### Exercise task
Make an exact copy of all the data.

Records from a data source:
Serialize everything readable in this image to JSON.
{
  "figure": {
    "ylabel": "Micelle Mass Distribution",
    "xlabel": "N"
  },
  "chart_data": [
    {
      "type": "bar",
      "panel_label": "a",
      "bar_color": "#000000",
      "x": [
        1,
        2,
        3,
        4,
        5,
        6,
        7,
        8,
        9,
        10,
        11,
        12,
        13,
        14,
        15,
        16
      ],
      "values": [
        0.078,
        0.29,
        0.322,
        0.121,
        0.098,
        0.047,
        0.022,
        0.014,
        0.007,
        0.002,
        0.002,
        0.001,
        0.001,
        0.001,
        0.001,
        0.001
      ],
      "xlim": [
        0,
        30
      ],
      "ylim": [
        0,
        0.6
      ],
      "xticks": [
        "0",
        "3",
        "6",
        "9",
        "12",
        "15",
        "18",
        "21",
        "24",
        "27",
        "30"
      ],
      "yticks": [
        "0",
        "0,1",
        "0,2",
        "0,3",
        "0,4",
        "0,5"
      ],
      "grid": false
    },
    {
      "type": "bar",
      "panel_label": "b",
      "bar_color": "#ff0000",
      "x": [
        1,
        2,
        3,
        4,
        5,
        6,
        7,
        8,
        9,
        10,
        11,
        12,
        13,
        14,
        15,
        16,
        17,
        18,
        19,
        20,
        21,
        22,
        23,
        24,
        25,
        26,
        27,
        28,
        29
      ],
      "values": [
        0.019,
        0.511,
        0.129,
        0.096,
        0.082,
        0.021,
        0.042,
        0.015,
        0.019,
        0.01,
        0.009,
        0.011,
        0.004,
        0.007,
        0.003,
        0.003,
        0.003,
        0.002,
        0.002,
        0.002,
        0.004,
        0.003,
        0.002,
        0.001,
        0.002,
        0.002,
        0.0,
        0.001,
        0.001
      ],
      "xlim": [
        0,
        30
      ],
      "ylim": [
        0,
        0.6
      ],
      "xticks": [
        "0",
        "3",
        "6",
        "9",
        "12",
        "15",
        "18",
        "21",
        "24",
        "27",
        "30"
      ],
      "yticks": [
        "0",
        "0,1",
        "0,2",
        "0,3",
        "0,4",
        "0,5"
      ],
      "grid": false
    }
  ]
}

### Response to this task
Serialize everything readable in this image to JSON.
{
  "figure": {
    "ylabel": "Micelle Mass Distribution",
    "xlabel": "N"
  },
  "chart_data": [
    {
      "type": "bar",
      "panel_label": "a",
      "bar_color": "#000000",
      "x": [
        1,
        2,
        3,
        4,
        5,
        6,
        7,
        8,
        9,
        10,
        11,
        12,
        13,
        14,
        15,
        16
      ],
      "values": [
        0.078,
        0.29,
        0.322,
        0.121,
        0.098,
        0.047,
        0.022,
        0.014,
        0.007,
        0.002,
        0.002,
        0.001,
        0.001,
        0.001,
        0.001,
        0.001
      ],
      "xlim": [
        0,
        30
      ],
      "ylim": [
        0,
        0.6
      ],
      "xticks": [
        "0",
        "3",
        "6",
        "9",
        "12",
        "15",
        "18",
        "21",
        "24",
        "27",
        "30"
      ],
      "yticks": [
        "0",
        "0,1",
        "0,2",
        "0,3",
        "0,4",
        "0,5"
      ],
      "grid": false
    },
    {
      "type": "bar",
      "panel_label": "b",
      "bar_color": "#ff0000",
      "x": [
        1,
        2,
        3,
        4,
        5,
        6,
        7,
        8,
        9,
        10,
        11,
        12,
        13,
        14,
        15,
        16,
        17,
        18,
        19,
        20,
        21,
        22,
        23,
        24,
        25,
        26,
        27,
        28,
        29
      ],
      "values": [
        0.019,
        0.511,
        0.129,
        0.096,
        0.082,
        0.021,
        0.042,
        0.015,
        0.019,
        0.01,
        0.009,
        0.011,
        0.004,
        0.007,
        0.003,
        0.003,
        0.003,
        0.002,
        0.002,
        0.002,
        0.004,
        0.003,
        0.002,
        0.001,
        0.002,
        0.002,
        0.0,
        0.001,
        0.001
      ],
      "xlim": [
        0,
        30
      ],
      "ylim": [
        0,
        0.6
      ],
      "xticks": [
        "0",
        "3",
        "6",
        "9",
        "12",
        "15",
        "18",
        "21",
        "24",
        "27",
        "30"
      ],
      "yticks": [
        "0",
        "0,1",
        "0,2",
        "0,3",
        "0,4",
        "0,5"
      ],
      "grid": false
    }
  ]
}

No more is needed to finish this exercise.